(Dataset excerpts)

::::::::

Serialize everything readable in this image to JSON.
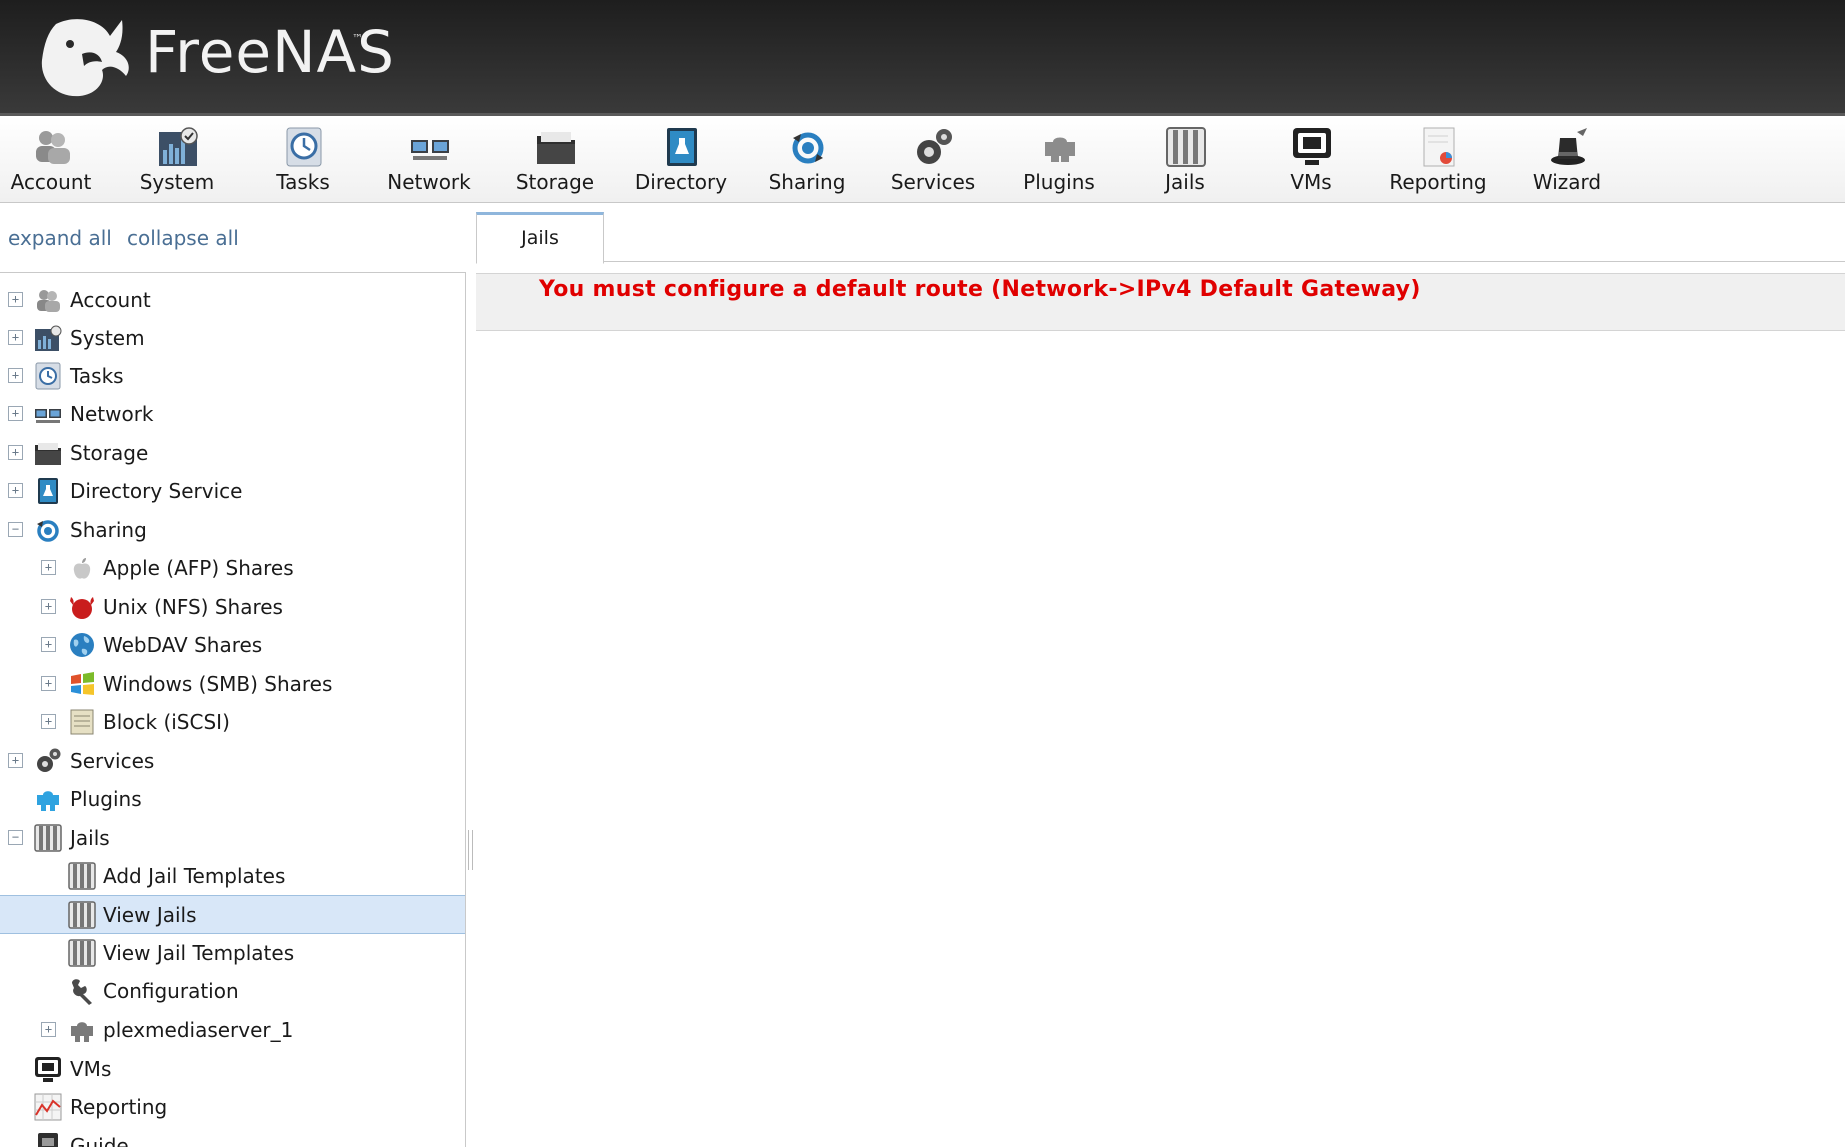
{
  "header": {
    "brand": "FreeNAS",
    "trademark": "™"
  },
  "toolbar": {
    "items": [
      {
        "label": "Account",
        "icon": "account-icon"
      },
      {
        "label": "System",
        "icon": "system-icon"
      },
      {
        "label": "Tasks",
        "icon": "tasks-icon"
      },
      {
        "label": "Network",
        "icon": "network-icon"
      },
      {
        "label": "Storage",
        "icon": "storage-icon"
      },
      {
        "label": "Directory",
        "icon": "directory-icon"
      },
      {
        "label": "Sharing",
        "icon": "sharing-icon"
      },
      {
        "label": "Services",
        "icon": "services-icon"
      },
      {
        "label": "Plugins",
        "icon": "plugins-icon"
      },
      {
        "label": "Jails",
        "icon": "jails-icon"
      },
      {
        "label": "VMs",
        "icon": "vms-icon"
      },
      {
        "label": "Reporting",
        "icon": "reporting-icon"
      },
      {
        "label": "Wizard",
        "icon": "wizard-icon"
      }
    ]
  },
  "sidebar": {
    "expand_all": "expand all",
    "collapse_all": "collapse all",
    "tree": [
      {
        "label": "Account",
        "toggle": "+",
        "icon": "account-icon"
      },
      {
        "label": "System",
        "toggle": "+",
        "icon": "system-icon"
      },
      {
        "label": "Tasks",
        "toggle": "+",
        "icon": "tasks-icon"
      },
      {
        "label": "Network",
        "toggle": "+",
        "icon": "network-icon"
      },
      {
        "label": "Storage",
        "toggle": "+",
        "icon": "storage-icon"
      },
      {
        "label": "Directory Service",
        "toggle": "+",
        "icon": "directory-icon"
      },
      {
        "label": "Sharing",
        "toggle": "−",
        "icon": "sharing-icon"
      },
      {
        "label": "Apple (AFP) Shares",
        "toggle": "+",
        "icon": "apple-icon"
      },
      {
        "label": "Unix (NFS) Shares",
        "toggle": "+",
        "icon": "freebsd-icon"
      },
      {
        "label": "WebDAV Shares",
        "toggle": "+",
        "icon": "globe-icon"
      },
      {
        "label": "Windows (SMB) Shares",
        "toggle": "+",
        "icon": "windows-icon"
      },
      {
        "label": "Block (iSCSI)",
        "toggle": "+",
        "icon": "block-icon"
      },
      {
        "label": "Services",
        "toggle": "+",
        "icon": "services-icon"
      },
      {
        "label": "Plugins",
        "toggle": "",
        "icon": "plugins-icon"
      },
      {
        "label": "Jails",
        "toggle": "−",
        "icon": "jails-icon"
      },
      {
        "label": "Add Jail Templates",
        "toggle": "",
        "icon": "jails-icon"
      },
      {
        "label": "View Jails",
        "toggle": "",
        "icon": "jails-icon",
        "selected": true
      },
      {
        "label": "View Jail Templates",
        "toggle": "",
        "icon": "jails-icon"
      },
      {
        "label": "Configuration",
        "toggle": "",
        "icon": "wrench-icon"
      },
      {
        "label": "plexmediaserver_1",
        "toggle": "+",
        "icon": "plugin-gray-icon"
      },
      {
        "label": "VMs",
        "toggle": "",
        "icon": "vms-icon"
      },
      {
        "label": "Reporting",
        "toggle": "",
        "icon": "reporting-icon"
      },
      {
        "label": "Guide",
        "toggle": "",
        "icon": "guide-icon"
      }
    ]
  },
  "main": {
    "tab_label": "Jails",
    "alert": "You must configure a default route (Network->IPv4 Default Gateway)"
  },
  "colors": {
    "alert": "#e00000",
    "link": "#4a6f94",
    "selected_row": "#d8e7f8",
    "header_bg": "#2d2d2d"
  }
}
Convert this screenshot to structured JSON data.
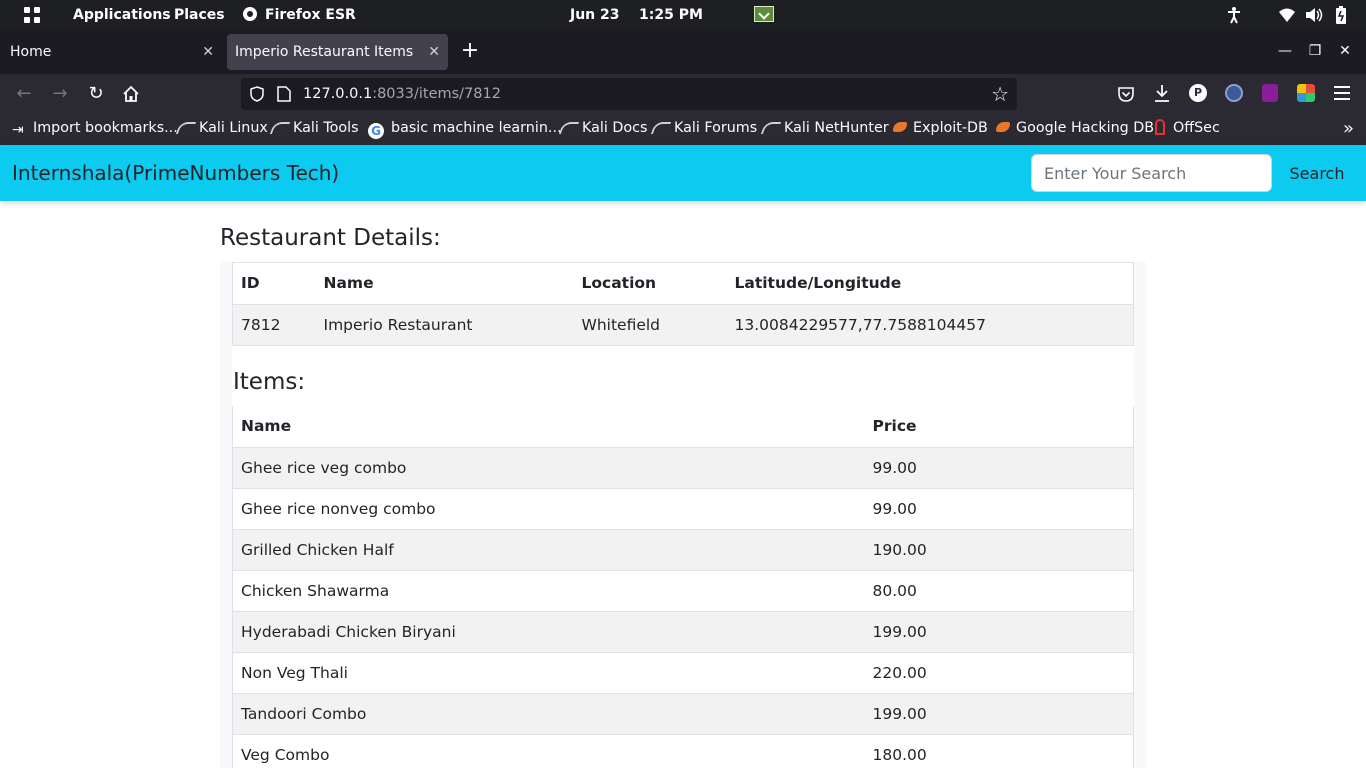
{
  "os_panel": {
    "applications": "Applications",
    "places": "Places",
    "active_app": "Firefox ESR",
    "date": "Jun 23",
    "time": "1:25 PM"
  },
  "browser": {
    "tabs": [
      {
        "title": "Home"
      },
      {
        "title": "Imperio Restaurant Items"
      }
    ],
    "url": {
      "host": "127.0.0.1",
      "rest": ":8033/items/7812"
    },
    "bookmarks": [
      "Import bookmarks...",
      "Kali Linux",
      "Kali Tools",
      "basic machine learnin...",
      "Kali Docs",
      "Kali Forums",
      "Kali NetHunter",
      "Exploit-DB",
      "Google Hacking DB",
      "OffSec"
    ],
    "profile_initial": "P"
  },
  "site": {
    "brand": "Internshala(PrimeNumbers Tech)",
    "search_placeholder": "Enter Your Search",
    "search_button": "Search"
  },
  "restaurant": {
    "heading": "Restaurant Details:",
    "columns": [
      "ID",
      "Name",
      "Location",
      "Latitude/Longitude"
    ],
    "row": {
      "id": "7812",
      "name": "Imperio Restaurant",
      "location": "Whitefield",
      "latlng": "13.0084229577,77.7588104457"
    }
  },
  "items": {
    "heading": "Items:",
    "columns": [
      "Name",
      "Price"
    ],
    "rows": [
      {
        "name": "Ghee rice veg combo",
        "price": "99.00"
      },
      {
        "name": "Ghee rice nonveg combo",
        "price": "99.00"
      },
      {
        "name": "Grilled Chicken Half",
        "price": "190.00"
      },
      {
        "name": "Chicken Shawarma",
        "price": "80.00"
      },
      {
        "name": "Hyderabadi Chicken Biryani",
        "price": "199.00"
      },
      {
        "name": "Non Veg Thali",
        "price": "220.00"
      },
      {
        "name": "Tandoori Combo",
        "price": "199.00"
      },
      {
        "name": "Veg Combo",
        "price": "180.00"
      }
    ]
  }
}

::::::::

● **REQUIRED TASK**:
Restate each line of the records exactly; pictures do not belong in the copy.

● **SOLUTION TO THIS EXERCISE**:
Serialize everything readable in this image to JSON.
{
  "header": {
    "brand": "FreeNAS",
    "trademark": "™"
  },
  "toolbar": {
    "items": [
      {
        "label": "Account",
        "icon": "account-icon"
      },
      {
        "label": "System",
        "icon": "system-icon"
      },
      {
        "label": "Tasks",
        "icon": "tasks-icon"
      },
      {
        "label": "Network",
        "icon": "network-icon"
      },
      {
        "label": "Storage",
        "icon": "storage-icon"
      },
      {
        "label": "Directory",
        "icon": "directory-icon"
      },
      {
        "label": "Sharing",
        "icon": "sharing-icon"
      },
      {
        "label": "Services",
        "icon": "services-icon"
      },
      {
        "label": "Plugins",
        "icon": "plugins-icon"
      },
      {
        "label": "Jails",
        "icon": "jails-icon"
      },
      {
        "label": "VMs",
        "icon": "vms-icon"
      },
      {
        "label": "Reporting",
        "icon": "reporting-icon"
      },
      {
        "label": "Wizard",
        "icon": "wizard-icon"
      }
    ]
  },
  "sidebar": {
    "expand_all": "expand all",
    "collapse_all": "collapse all",
    "tree": [
      {
        "label": "Account",
        "toggle": "+",
        "icon": "account-icon"
      },
      {
        "label": "System",
        "toggle": "+",
        "icon": "system-icon"
      },
      {
        "label": "Tasks",
        "toggle": "+",
        "icon": "tasks-icon"
      },
      {
        "label": "Network",
        "toggle": "+",
        "icon": "network-icon"
      },
      {
        "label": "Storage",
        "toggle": "+",
        "icon": "storage-icon"
      },
      {
        "label": "Directory Service",
        "toggle": "+",
        "icon": "directory-icon"
      },
      {
        "label": "Sharing",
        "toggle": "−",
        "icon": "sharing-icon"
      },
      {
        "label": "Apple (AFP) Shares",
        "toggle": "+",
        "icon": "apple-icon"
      },
      {
        "label": "Unix (NFS) Shares",
        "toggle": "+",
        "icon": "freebsd-icon"
      },
      {
        "label": "WebDAV Shares",
        "toggle": "+",
        "icon": "globe-icon"
      },
      {
        "label": "Windows (SMB) Shares",
        "toggle": "+",
        "icon": "windows-icon"
      },
      {
        "label": "Block (iSCSI)",
        "toggle": "+",
        "icon": "block-icon"
      },
      {
        "label": "Services",
        "toggle": "+",
        "icon": "services-icon"
      },
      {
        "label": "Plugins",
        "toggle": "",
        "icon": "plugins-icon"
      },
      {
        "label": "Jails",
        "toggle": "−",
        "icon": "jails-icon"
      },
      {
        "label": "Add Jail Templates",
        "toggle": "",
        "icon": "jails-icon"
      },
      {
        "label": "View Jails",
        "toggle": "",
        "icon": "jails-icon",
        "selected": true
      },
      {
        "label": "View Jail Templates",
        "toggle": "",
        "icon": "jails-icon"
      },
      {
        "label": "Configuration",
        "toggle": "",
        "icon": "wrench-icon"
      },
      {
        "label": "plexmediaserver_1",
        "toggle": "+",
        "icon": "plugin-gray-icon"
      },
      {
        "label": "VMs",
        "toggle": "",
        "icon": "vms-icon"
      },
      {
        "label": "Reporting",
        "toggle": "",
        "icon": "reporting-icon"
      },
      {
        "label": "Guide",
        "toggle": "",
        "icon": "guide-icon"
      }
    ]
  },
  "main": {
    "tab_label": "Jails",
    "alert": "You must configure a default route (Network->IPv4 Default Gateway)"
  },
  "colors": {
    "alert": "#e00000",
    "link": "#4a6f94",
    "selected_row": "#d8e7f8",
    "header_bg": "#2d2d2d"
  }
}
Convert this screenshot to structured JSON data.
{
  "os_panel": {
    "applications": "Applications",
    "places": "Places",
    "active_app": "Firefox ESR",
    "date": "Jun 23",
    "time": "1:25 PM"
  },
  "browser": {
    "tabs": [
      {
        "title": "Home"
      },
      {
        "title": "Imperio Restaurant Items"
      }
    ],
    "url": {
      "host": "127.0.0.1",
      "rest": ":8033/items/7812"
    },
    "bookmarks": [
      "Import bookmarks...",
      "Kali Linux",
      "Kali Tools",
      "basic machine learnin...",
      "Kali Docs",
      "Kali Forums",
      "Kali NetHunter",
      "Exploit-DB",
      "Google Hacking DB",
      "OffSec"
    ],
    "profile_initial": "P"
  },
  "site": {
    "brand": "Internshala(PrimeNumbers Tech)",
    "search_placeholder": "Enter Your Search",
    "search_button": "Search"
  },
  "restaurant": {
    "heading": "Restaurant Details:",
    "columns": [
      "ID",
      "Name",
      "Location",
      "Latitude/Longitude"
    ],
    "row": {
      "id": "7812",
      "name": "Imperio Restaurant",
      "location": "Whitefield",
      "latlng": "13.0084229577,77.7588104457"
    }
  },
  "items": {
    "heading": "Items:",
    "columns": [
      "Name",
      "Price"
    ],
    "rows": [
      {
        "name": "Ghee rice veg combo",
        "price": "99.00"
      },
      {
        "name": "Ghee rice nonveg combo",
        "price": "99.00"
      },
      {
        "name": "Grilled Chicken Half",
        "price": "190.00"
      },
      {
        "name": "Chicken Shawarma",
        "price": "80.00"
      },
      {
        "name": "Hyderabadi Chicken Biryani",
        "price": "199.00"
      },
      {
        "name": "Non Veg Thali",
        "price": "220.00"
      },
      {
        "name": "Tandoori Combo",
        "price": "199.00"
      },
      {
        "name": "Veg Combo",
        "price": "180.00"
      }
    ]
  }
}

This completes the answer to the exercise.